Only the number is wanted: how many lines of the data contain "上海某科技有限公司"?

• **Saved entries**
+ + + +
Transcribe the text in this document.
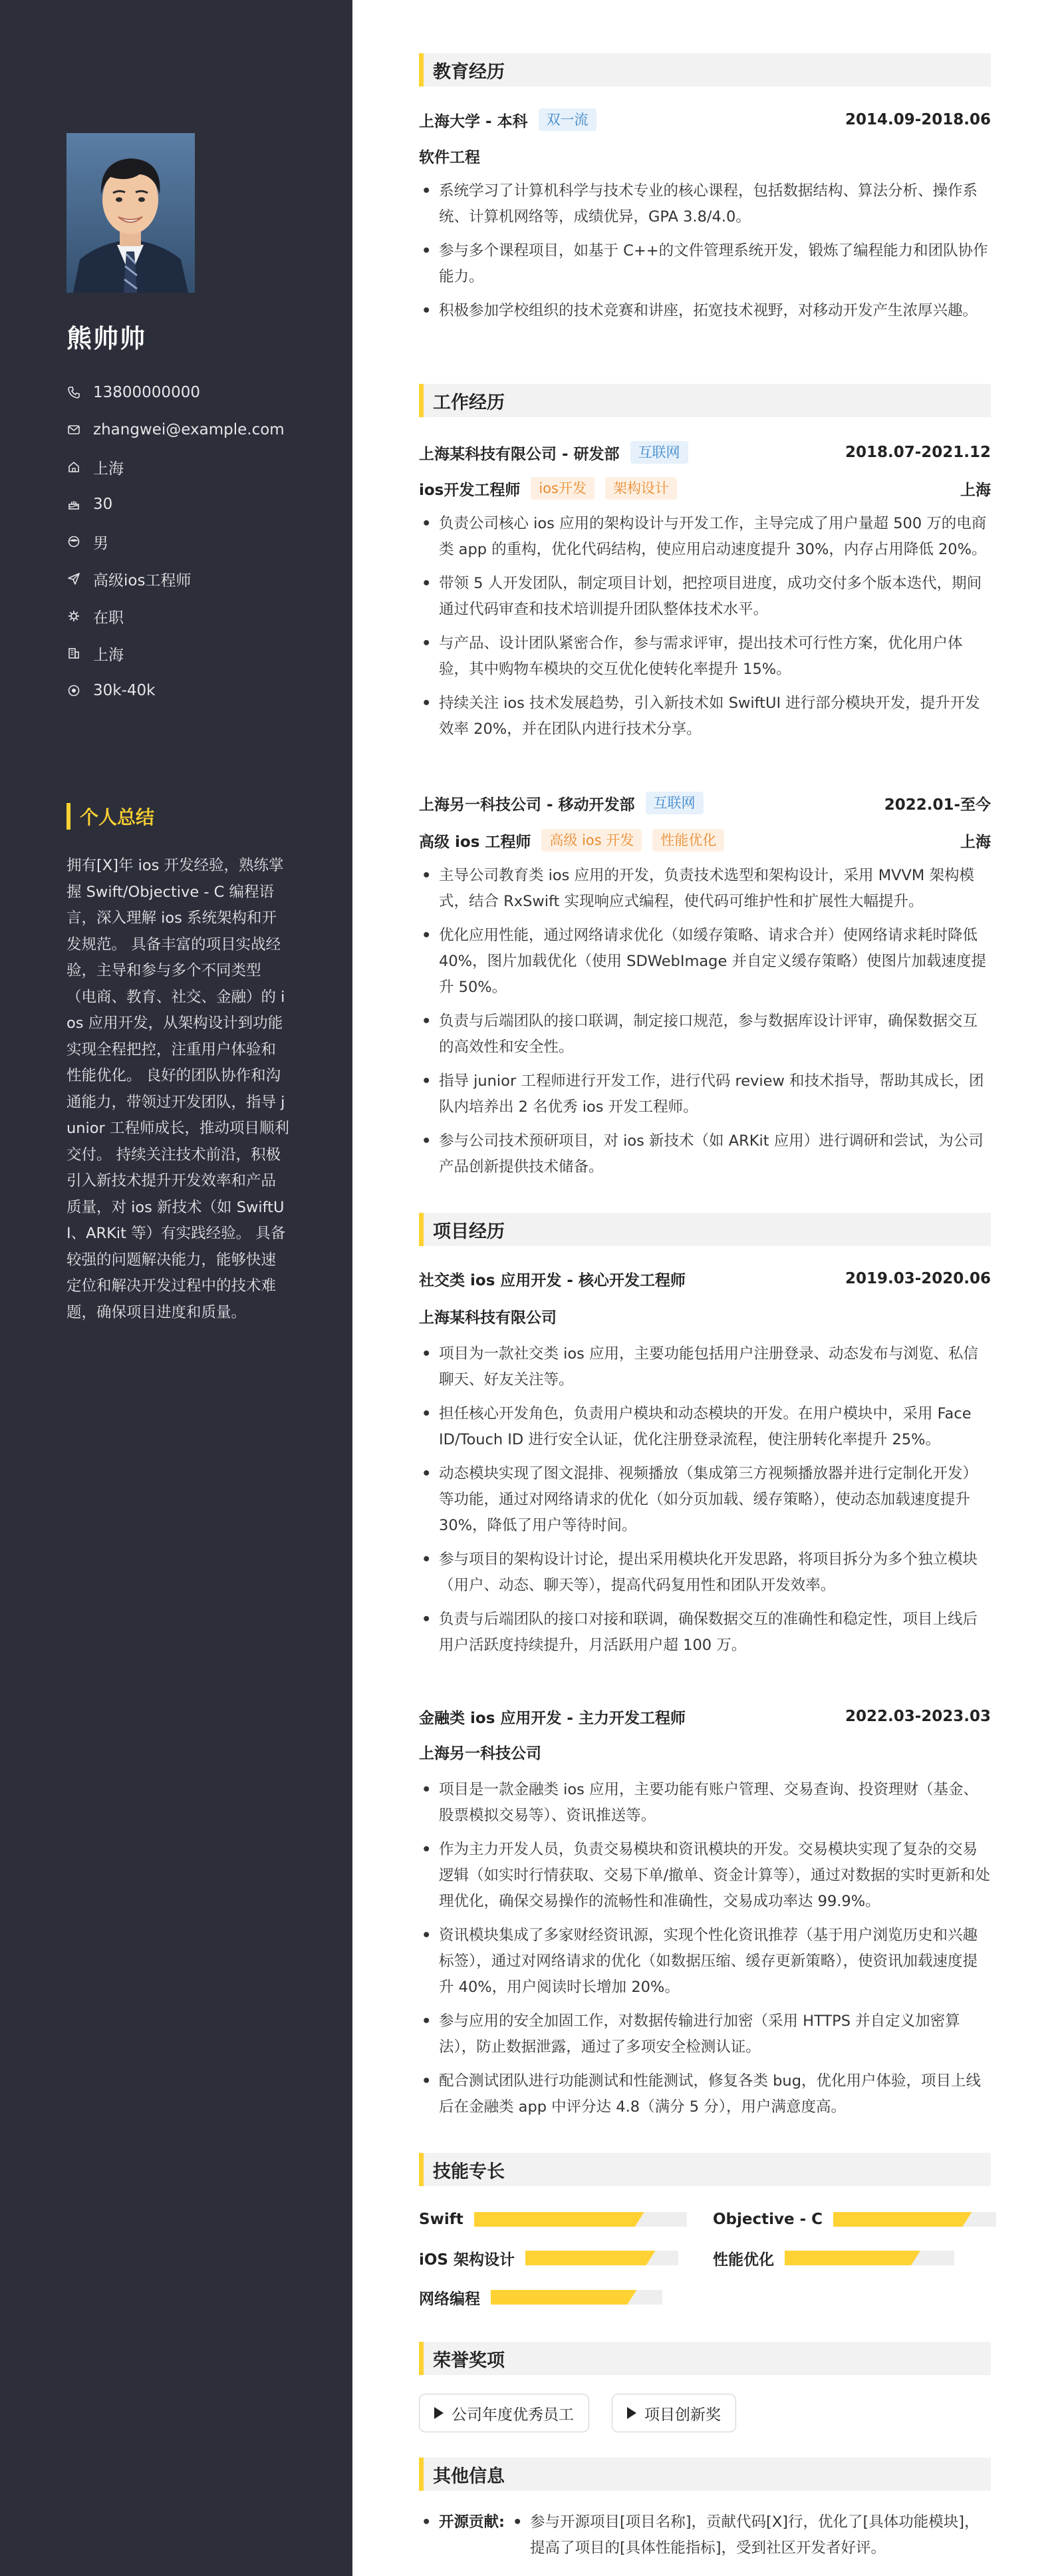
熊帅帅
13800000000
zhangwei@example.com
上海
30
男
高级ios工程师
在职
上海
30k-40k
个人总结
拥有[X]年 ios 开发经验，熟练掌握 Swift/Objective - C 编程语言，深入理解 ios 系统架构和开发规范。 具备丰富的项目实战经验，主导和参与多个不同类型（电商、教育、社交、金融）的 ios 应用开发，从架构设计到功能实现全程把控，注重用户体验和性能优化。 良好的团队协作和沟通能力，带领过开发团队，指导 junior 工程师成长，推动项目顺利交付。 持续关注技术前沿，积极引入新技术提升开发效率和产品质量，对 ios 新技术（如 SwiftUI、ARKit 等）有实践经验。 具备较强的问题解决能力，能够快速定位和解决开发过程中的技术难题，确保项目进度和质量。
教育经历
上海大学 - 本科	双一流	2014.09-2018.06
软件工程
• 系统学习了计算机科学与技术专业的核心课程，包括数据结构、算法分析、操作系统、计算机网络等，成绩优异，GPA 3.8/4.0。
• 参与多个课程项目，如基于 C++的文件管理系统开发，锻炼了编程能力和团队协作能力。
• 积极参加学校组织的技术竞赛和讲座，拓宽技术视野，对移动开发产生浓厚兴趣。
工作经历
上海某科技有限公司 - 研发部	互联网	2018.07-2021.12
ios开发工程师	ios开发	架构设计	上海
• 负责公司核心 ios 应用的架构设计与开发工作，主导完成了用户量超 500 万的电商类 app 的重构，优化代码结构，使应用启动速度提升 30%，内存占用降低 20%。
• 带领 5 人开发团队，制定项目计划，把控项目进度，成功交付多个版本迭代，期间通过代码审查和技术培训提升团队整体技术水平。
• 与产品、设计团队紧密合作，参与需求评审，提出技术可行性方案，优化用户体验，其中购物车模块的交互优化使转化率提升 15%。
• 持续关注 ios 技术发展趋势，引入新技术如 SwiftUI 进行部分模块开发，提升开发效率 20%，并在团队内进行技术分享。
上海另一科技公司 - 移动开发部	互联网	2022.01-至今
高级 ios 工程师	高级 ios 开发	性能优化	上海
• 主导公司教育类 ios 应用的开发，负责技术选型和架构设计，采用 MVVM 架构模式，结合 RxSwift 实现响应式编程，使代码可维护性和扩展性大幅提升。
• 优化应用性能，通过网络请求优化（如缓存策略、请求合并）使网络请求耗时降低 40%，图片加载优化（使用 SDWebImage 并自定义缓存策略）使图片加载速度提升 50%。
• 负责与后端团队的接口联调，制定接口规范，参与数据库设计评审，确保数据交互的高效性和安全性。
• 指导 junior 工程师进行开发工作，进行代码 review 和技术指导，帮助其成长，团队内培养出 2 名优秀 ios 开发工程师。
• 参与公司技术预研项目，对 ios 新技术（如 ARKit 应用）进行调研和尝试，为公司产品创新提供技术储备。
项目经历
社交类 ios 应用开发 - 核心开发工程师	2019.03-2020.06
上海某科技有限公司
• 项目为一款社交类 ios 应用，主要功能包括用户注册登录、动态发布与浏览、私信聊天、好友关注等。
• 担任核心开发角色，负责用户模块和动态模块的开发。在用户模块中，采用 Face ID/Touch ID 进行安全认证，优化注册登录流程，使注册转化率提升 25%。
• 动态模块实现了图文混排、视频播放（集成第三方视频播放器并进行定制化开发）等功能，通过对网络请求的优化（如分页加载、缓存策略），使动态加载速度提升 30%，降低了用户等待时间。
• 参与项目的架构设计讨论，提出采用模块化开发思路，将项目拆分为多个独立模块（用户、动态、聊天等），提高代码复用性和团队开发效率。
• 负责与后端团队的接口对接和联调，确保数据交互的准确性和稳定性，项目上线后用户活跃度持续提升，月活跃用户超 100 万。
金融类 ios 应用开发 - 主力开发工程师	2022.03-2023.03
上海另一科技公司
• 项目是一款金融类 ios 应用，主要功能有账户管理、交易查询、投资理财（基金、股票模拟交易等）、资讯推送等。
• 作为主力开发人员，负责交易模块和资讯模块的开发。交易模块实现了复杂的交易逻辑（如实时行情获取、交易下单/撤单、资金计算等），通过对数据的实时更新和处理优化，确保交易操作的流畅性和准确性，交易成功率达 99.9%。
• 资讯模块集成了多家财经资讯源，实现个性化资讯推荐（基于用户浏览历史和兴趣标签），通过对网络请求的优化（如数据压缩、缓存更新策略），使资讯加载速度提升 40%，用户阅读时长增加 20%。
• 参与应用的安全加固工作，对数据传输进行加密（采用 HTTPS 并自定义加密算法），防止数据泄露，通过了多项安全检测认证。
• 配合测试团队进行功能测试和性能测试，修复各类 bug，优化用户体验，项目上线后在金融类 app 中评分达 4.8（满分 5 分），用户满意度高。
技能专长
Swift	Objective - C
iOS 架构设计	性能优化
网络编程
荣誉奖项
公司年度优秀员工	项目创新奖
其他信息
• 开源贡献: • 参与开源项目[项目名称]，贡献代码[X]行，优化了[具体功能模块]，提高了项目的[具体性能指标]，受到社区开发者好评。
+ + + +
• **WRITTEN SOLUTION**
2